**What the task asks:**
Give back a single number, the count of lines containing the word "Time".

===== Data shown

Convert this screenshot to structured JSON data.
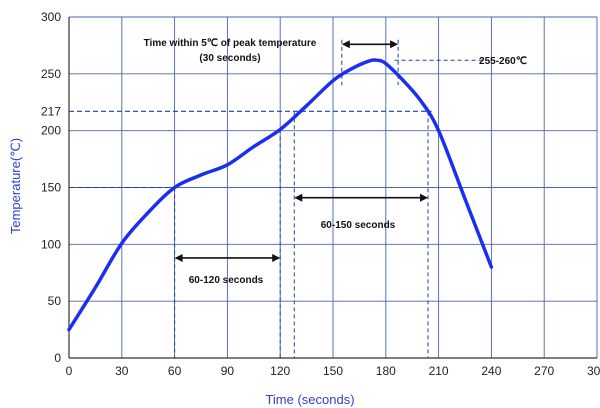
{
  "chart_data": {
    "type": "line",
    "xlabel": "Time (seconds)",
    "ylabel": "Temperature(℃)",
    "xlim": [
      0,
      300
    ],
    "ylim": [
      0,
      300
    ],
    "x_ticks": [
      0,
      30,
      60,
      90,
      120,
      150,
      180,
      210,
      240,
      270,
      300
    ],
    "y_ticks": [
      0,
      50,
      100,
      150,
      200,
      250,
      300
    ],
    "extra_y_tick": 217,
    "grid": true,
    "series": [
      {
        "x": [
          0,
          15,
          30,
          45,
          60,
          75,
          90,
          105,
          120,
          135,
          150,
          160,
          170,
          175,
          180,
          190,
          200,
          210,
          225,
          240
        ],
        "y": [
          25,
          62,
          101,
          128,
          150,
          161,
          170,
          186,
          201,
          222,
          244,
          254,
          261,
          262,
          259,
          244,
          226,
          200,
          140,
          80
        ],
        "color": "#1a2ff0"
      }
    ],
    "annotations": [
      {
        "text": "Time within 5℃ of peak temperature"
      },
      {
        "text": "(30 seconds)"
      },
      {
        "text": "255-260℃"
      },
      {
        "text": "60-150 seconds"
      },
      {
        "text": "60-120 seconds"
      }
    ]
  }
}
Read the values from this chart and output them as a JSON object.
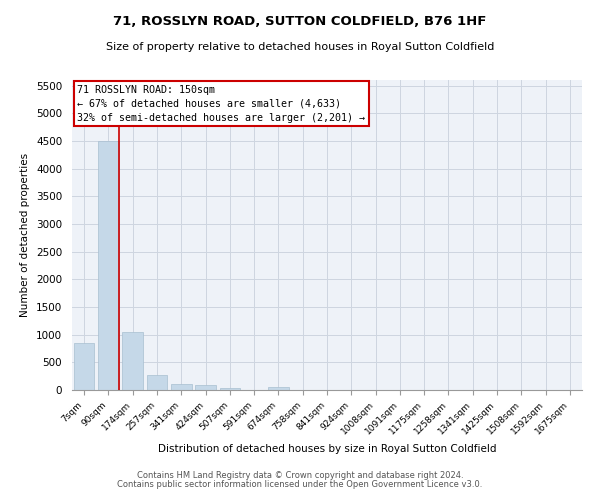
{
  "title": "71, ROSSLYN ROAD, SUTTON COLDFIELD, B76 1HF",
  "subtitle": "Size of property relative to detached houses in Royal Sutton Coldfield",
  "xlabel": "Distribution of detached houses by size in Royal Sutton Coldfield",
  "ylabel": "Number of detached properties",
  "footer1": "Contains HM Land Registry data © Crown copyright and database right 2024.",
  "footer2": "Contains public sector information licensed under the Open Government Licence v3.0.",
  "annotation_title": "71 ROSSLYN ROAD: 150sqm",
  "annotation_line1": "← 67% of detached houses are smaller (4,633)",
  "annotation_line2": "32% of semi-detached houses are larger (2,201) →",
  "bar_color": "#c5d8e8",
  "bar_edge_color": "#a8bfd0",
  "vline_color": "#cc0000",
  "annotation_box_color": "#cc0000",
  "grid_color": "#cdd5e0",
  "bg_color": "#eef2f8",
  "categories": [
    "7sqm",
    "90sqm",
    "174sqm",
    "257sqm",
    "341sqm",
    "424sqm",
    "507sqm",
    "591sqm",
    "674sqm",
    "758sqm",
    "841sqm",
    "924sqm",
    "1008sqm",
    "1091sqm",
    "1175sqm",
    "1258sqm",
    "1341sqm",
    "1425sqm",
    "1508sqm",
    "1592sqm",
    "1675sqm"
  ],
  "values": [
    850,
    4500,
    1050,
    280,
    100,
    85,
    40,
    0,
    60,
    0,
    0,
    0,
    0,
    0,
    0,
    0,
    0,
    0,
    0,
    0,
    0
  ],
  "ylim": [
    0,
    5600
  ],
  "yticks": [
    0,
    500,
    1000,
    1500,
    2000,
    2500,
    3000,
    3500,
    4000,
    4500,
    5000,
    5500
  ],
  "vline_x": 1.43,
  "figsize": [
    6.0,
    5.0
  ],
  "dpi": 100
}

==========

**Response to this exercise:**
2